Goal
Count the lines in the items below that contain the string "基础工程", treating case as significant, and give only the number.

Data section
_____

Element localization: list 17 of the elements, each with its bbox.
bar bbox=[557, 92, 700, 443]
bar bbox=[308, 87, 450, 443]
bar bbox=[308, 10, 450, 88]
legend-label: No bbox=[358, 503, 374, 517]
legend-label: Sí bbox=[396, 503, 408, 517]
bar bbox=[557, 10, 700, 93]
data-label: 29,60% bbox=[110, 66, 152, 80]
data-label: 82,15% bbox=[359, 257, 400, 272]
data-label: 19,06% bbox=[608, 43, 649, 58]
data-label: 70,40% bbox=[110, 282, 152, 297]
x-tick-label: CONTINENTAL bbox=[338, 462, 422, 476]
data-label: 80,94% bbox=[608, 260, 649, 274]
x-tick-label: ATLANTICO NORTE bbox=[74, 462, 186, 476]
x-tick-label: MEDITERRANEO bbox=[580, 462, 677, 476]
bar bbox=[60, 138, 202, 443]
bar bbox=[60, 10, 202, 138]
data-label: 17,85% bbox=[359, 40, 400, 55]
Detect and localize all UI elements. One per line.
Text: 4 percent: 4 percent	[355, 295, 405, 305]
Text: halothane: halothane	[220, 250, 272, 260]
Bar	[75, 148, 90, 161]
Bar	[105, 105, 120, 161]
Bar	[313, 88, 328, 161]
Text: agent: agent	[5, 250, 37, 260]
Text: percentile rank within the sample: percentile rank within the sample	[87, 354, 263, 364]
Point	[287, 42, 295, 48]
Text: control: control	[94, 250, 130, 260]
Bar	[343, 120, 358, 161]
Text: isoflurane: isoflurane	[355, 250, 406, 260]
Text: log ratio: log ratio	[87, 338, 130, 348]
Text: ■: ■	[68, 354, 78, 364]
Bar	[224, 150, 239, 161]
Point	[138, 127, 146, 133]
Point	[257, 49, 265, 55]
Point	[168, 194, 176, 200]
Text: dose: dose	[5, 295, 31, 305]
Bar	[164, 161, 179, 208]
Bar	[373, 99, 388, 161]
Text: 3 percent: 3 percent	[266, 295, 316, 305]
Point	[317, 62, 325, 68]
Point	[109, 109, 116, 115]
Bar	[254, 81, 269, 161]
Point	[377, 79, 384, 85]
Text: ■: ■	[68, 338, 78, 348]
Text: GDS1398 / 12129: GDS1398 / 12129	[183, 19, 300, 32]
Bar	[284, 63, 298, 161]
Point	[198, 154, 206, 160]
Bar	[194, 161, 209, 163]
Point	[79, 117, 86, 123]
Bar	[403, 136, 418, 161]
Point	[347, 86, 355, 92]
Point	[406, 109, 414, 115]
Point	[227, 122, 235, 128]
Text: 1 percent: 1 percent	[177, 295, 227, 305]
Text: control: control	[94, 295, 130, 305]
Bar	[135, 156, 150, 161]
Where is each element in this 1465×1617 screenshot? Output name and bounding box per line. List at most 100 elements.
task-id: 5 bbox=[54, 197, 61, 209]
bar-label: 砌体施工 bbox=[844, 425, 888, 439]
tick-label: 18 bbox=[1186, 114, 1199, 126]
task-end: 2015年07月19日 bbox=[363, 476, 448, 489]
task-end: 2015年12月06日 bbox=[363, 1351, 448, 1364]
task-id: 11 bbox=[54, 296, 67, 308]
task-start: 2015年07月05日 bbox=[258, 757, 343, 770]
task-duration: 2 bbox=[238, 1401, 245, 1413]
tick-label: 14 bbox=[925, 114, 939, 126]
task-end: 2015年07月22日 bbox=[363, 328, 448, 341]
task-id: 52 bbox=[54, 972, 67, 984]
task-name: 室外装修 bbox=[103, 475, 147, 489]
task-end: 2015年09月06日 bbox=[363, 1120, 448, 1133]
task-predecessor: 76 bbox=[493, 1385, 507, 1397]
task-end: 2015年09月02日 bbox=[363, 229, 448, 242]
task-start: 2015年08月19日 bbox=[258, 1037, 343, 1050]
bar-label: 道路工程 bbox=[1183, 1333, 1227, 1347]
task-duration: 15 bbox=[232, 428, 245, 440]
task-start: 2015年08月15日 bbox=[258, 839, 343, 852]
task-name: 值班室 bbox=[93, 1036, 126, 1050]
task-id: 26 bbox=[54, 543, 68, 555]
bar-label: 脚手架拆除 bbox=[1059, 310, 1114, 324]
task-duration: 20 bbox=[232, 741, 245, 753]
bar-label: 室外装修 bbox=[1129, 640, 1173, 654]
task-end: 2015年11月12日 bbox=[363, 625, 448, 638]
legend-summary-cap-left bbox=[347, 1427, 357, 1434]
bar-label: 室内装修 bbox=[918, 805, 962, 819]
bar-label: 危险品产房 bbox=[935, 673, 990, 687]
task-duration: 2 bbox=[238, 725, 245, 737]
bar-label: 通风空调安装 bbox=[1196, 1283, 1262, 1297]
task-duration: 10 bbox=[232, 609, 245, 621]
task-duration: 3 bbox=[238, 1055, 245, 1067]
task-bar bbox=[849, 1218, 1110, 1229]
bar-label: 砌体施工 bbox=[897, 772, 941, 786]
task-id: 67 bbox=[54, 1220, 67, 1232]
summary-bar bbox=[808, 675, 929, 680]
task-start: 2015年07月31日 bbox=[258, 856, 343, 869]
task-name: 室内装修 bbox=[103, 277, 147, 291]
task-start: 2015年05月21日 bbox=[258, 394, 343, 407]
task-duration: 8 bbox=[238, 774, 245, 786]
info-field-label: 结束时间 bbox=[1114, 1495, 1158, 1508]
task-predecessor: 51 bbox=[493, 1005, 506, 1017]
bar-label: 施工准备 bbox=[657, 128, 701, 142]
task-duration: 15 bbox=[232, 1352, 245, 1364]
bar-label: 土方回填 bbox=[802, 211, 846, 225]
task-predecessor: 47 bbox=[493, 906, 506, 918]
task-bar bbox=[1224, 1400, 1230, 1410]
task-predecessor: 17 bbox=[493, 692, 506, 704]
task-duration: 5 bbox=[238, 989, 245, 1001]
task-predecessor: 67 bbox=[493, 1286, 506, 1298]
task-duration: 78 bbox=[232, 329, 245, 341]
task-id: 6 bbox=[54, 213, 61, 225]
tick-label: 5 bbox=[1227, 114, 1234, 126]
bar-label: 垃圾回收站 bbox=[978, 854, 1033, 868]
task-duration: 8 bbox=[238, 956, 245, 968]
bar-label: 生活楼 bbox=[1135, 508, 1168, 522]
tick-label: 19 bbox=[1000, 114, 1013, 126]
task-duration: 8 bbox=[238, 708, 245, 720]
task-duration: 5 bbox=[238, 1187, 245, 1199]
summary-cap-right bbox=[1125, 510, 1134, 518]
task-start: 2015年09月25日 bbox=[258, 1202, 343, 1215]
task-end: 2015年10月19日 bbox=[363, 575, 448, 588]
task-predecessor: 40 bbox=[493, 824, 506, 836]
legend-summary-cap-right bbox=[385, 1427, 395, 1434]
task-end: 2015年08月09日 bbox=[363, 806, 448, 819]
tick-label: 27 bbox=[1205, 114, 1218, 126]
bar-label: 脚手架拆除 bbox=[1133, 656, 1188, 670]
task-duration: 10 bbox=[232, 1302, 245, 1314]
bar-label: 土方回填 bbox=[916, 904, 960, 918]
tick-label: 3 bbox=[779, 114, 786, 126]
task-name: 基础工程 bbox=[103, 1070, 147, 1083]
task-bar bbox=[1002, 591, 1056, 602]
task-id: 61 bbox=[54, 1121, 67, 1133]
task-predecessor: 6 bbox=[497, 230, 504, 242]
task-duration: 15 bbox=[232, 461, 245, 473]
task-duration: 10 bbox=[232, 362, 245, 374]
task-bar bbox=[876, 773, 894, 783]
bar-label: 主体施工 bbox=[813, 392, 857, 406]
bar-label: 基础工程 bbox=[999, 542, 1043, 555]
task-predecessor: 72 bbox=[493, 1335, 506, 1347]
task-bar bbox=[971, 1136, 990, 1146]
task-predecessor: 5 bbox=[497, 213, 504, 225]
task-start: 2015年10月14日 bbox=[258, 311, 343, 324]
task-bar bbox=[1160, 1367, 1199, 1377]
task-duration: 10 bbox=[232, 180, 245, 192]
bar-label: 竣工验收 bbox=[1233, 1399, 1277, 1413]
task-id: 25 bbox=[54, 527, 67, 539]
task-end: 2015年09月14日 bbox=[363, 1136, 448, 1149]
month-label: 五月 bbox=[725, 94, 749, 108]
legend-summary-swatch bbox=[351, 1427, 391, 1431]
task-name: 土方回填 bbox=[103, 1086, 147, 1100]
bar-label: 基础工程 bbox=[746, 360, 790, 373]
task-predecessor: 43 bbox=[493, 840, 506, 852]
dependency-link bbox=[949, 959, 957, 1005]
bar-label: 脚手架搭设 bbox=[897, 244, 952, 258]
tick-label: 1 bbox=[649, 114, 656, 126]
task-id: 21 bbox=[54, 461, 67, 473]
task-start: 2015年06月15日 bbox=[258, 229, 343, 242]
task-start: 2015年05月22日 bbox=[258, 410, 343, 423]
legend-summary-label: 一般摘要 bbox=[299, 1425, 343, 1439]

_____

Solution to the problem
3